▶ **Problem requirements**
Return each entry exactly, with none missing.

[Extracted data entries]
^^^^^^^^^^^^^^^^

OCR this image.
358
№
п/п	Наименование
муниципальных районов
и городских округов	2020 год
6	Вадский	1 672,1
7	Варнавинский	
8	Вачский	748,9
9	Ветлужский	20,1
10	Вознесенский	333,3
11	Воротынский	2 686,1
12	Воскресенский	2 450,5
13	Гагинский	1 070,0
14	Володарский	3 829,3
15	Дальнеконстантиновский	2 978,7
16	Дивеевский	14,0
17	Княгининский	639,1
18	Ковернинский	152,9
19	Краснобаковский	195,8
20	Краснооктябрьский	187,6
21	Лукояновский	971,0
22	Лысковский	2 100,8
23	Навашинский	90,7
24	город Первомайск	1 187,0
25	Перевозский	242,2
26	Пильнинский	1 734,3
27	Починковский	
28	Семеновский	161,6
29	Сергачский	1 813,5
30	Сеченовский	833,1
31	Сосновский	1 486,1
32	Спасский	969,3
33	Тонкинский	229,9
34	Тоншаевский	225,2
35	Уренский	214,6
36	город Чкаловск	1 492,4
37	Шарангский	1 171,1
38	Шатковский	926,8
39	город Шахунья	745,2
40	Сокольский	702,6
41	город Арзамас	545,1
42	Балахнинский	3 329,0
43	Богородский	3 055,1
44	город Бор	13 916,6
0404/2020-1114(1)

^^^^^^^^^^^^^^^^

▶ **Expected answer**
OCR this image.
358
№
п/п	Наименование
муниципальных районов
и городских округов	2020 год
6	Вадский	1 672,1
7	Варнавинский	
8	Вачский	748,9
9	Ветлужский	20,1
10	Вознесенский	333,3
11	Воротынский	2 686,1
12	Воскресенский	2 450,5
13	Гагинский	1 070,0
14	Володарский	3 829,3
15	Дальнеконстантиновский	2 978,7
16	Дивеевский	14,0
17	Княгининский	639,1
18	Ковернинский	152,9
19	Краснобаковский	195,8
20	Краснооктябрьский	187,6
21	Лукояновский	971,0
22	Лысковский	2 100,8
23	Навашинский	90,7
24	город Первомайск	1 187,0
25	Перевозский	242,2
26	Пильнинский	1 734,3
27	Починковский	
28	Семеновский	161,6
29	Сергачский	1 813,5
30	Сеченовский	833,1
31	Сосновский	1 486,1
32	Спасский	969,3
33	Тонкинский	229,9
34	Тоншаевский	225,2
35	Уренский	214,6
36	город Чкаловск	1 492,4
37	Шарангский	1 171,1
38	Шатковский	926,8
39	город Шахунья	745,2
40	Сокольский	702,6
41	город Арзамас	545,1
42	Балахнинский	3 329,0
43	Богородский	3 055,1
44	город Бор	13 916,6
0404/2020-1114(1)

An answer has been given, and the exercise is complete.